## PROMPT
Please pull out every line in the material below that contains the string "Proteínas".

[Records from a collection]
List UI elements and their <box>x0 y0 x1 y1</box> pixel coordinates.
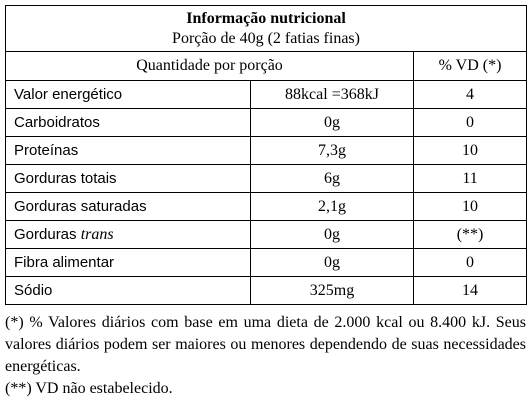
daily-value: 4 <box>412 80 528 109</box>
nutrient-label: Gorduras trans <box>5 220 251 249</box>
daily-value: 10 <box>412 192 528 221</box>
daily-value: 10 <box>412 136 528 165</box>
nutrient-label: Gorduras totais <box>5 164 251 193</box>
label-text: Fibra alimentar <box>14 253 115 271</box>
label-text: Gorduras <box>14 225 77 243</box>
header-row: Quantidade por porção % VD (*) <box>5 51 528 81</box>
label-text: Gorduras totais <box>14 169 117 187</box>
label-text: Valor energético <box>14 85 123 103</box>
amount: 325mg <box>250 276 414 305</box>
amount: 7,3g <box>250 136 414 165</box>
label-text: Proteínas <box>14 141 79 159</box>
amount: 0g <box>250 248 414 277</box>
label-text: Gorduras saturadas <box>14 197 147 215</box>
footnote: (**) VD não estabelecido. <box>5 380 173 397</box>
amount: 88kcal =368kJ <box>250 80 414 109</box>
column-header: Quantidade por porção <box>5 51 414 81</box>
nutrient-row: Sódio 325mg 14 <box>5 276 528 305</box>
nutrient-row: Gorduras totais 6g 11 <box>5 164 528 193</box>
nutrient-label: Proteínas <box>5 136 251 165</box>
footnote: (*) % Valores diários com base em uma di… <box>5 314 526 375</box>
nutrient-label: Carboidratos <box>5 108 251 137</box>
nutrient-label: Sódio <box>5 276 251 305</box>
label-text: Carboidratos <box>14 113 100 131</box>
title: Informação nutricional <box>186 10 346 27</box>
daily-value: 11 <box>412 164 528 193</box>
serving: Porção de 40g (2 fatias finas) <box>172 30 360 47</box>
label-emphasis: trans <box>80 225 114 243</box>
amount: 0g <box>250 108 414 137</box>
label-text: Sódio <box>14 281 53 299</box>
daily-value: 14 <box>412 276 528 305</box>
title-cell: Informação nutricional Porção de 40g (2 … <box>4 5 528 52</box>
nutrient-row: Valor energético 88kcal =368kJ 4 <box>5 80 528 109</box>
nutrient-row: Gorduras saturadas 2,1g 10 <box>5 192 528 221</box>
daily-value: (**) <box>412 220 528 249</box>
footnotes: (*) % Valores diários com base em uma di… <box>5 312 526 400</box>
nutrient-row: Gorduras trans 0g (**) <box>5 220 528 249</box>
nutrient-row: Fibra alimentar 0g 0 <box>5 248 528 277</box>
nutrient-row: Carboidratos 0g 0 <box>5 108 528 137</box>
nutrition-table: Informação nutricional Porção de 40g (2 … <box>4 5 528 305</box>
nutrient-label: Fibra alimentar <box>5 248 251 277</box>
daily-value: 0 <box>412 108 528 137</box>
amount: 0g <box>250 220 414 249</box>
title-row: Informação nutricional Porção de 40g (2 … <box>4 5 528 52</box>
nutrient-row: Proteínas 7,3g 10 <box>5 136 528 165</box>
nutrient-label: Gorduras saturadas <box>5 192 251 221</box>
nutrient-label: Valor energético <box>5 80 251 109</box>
nutrition-facts: Informação nutricional Porção de 40g (2 … <box>4 5 528 400</box>
amount: 2,1g <box>250 192 414 221</box>
daily-value: 0 <box>412 248 528 277</box>
column-header: % VD (*) <box>412 51 528 81</box>
amount: 6g <box>250 164 414 193</box>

## EXERCISE RESPONSE
label-text: Proteínas <box>14 141 79 159</box>
nutrient-label: Proteínas <box>5 136 251 165</box>
nutrient-row: Proteínas 7,3g 10 <box>5 136 528 165</box>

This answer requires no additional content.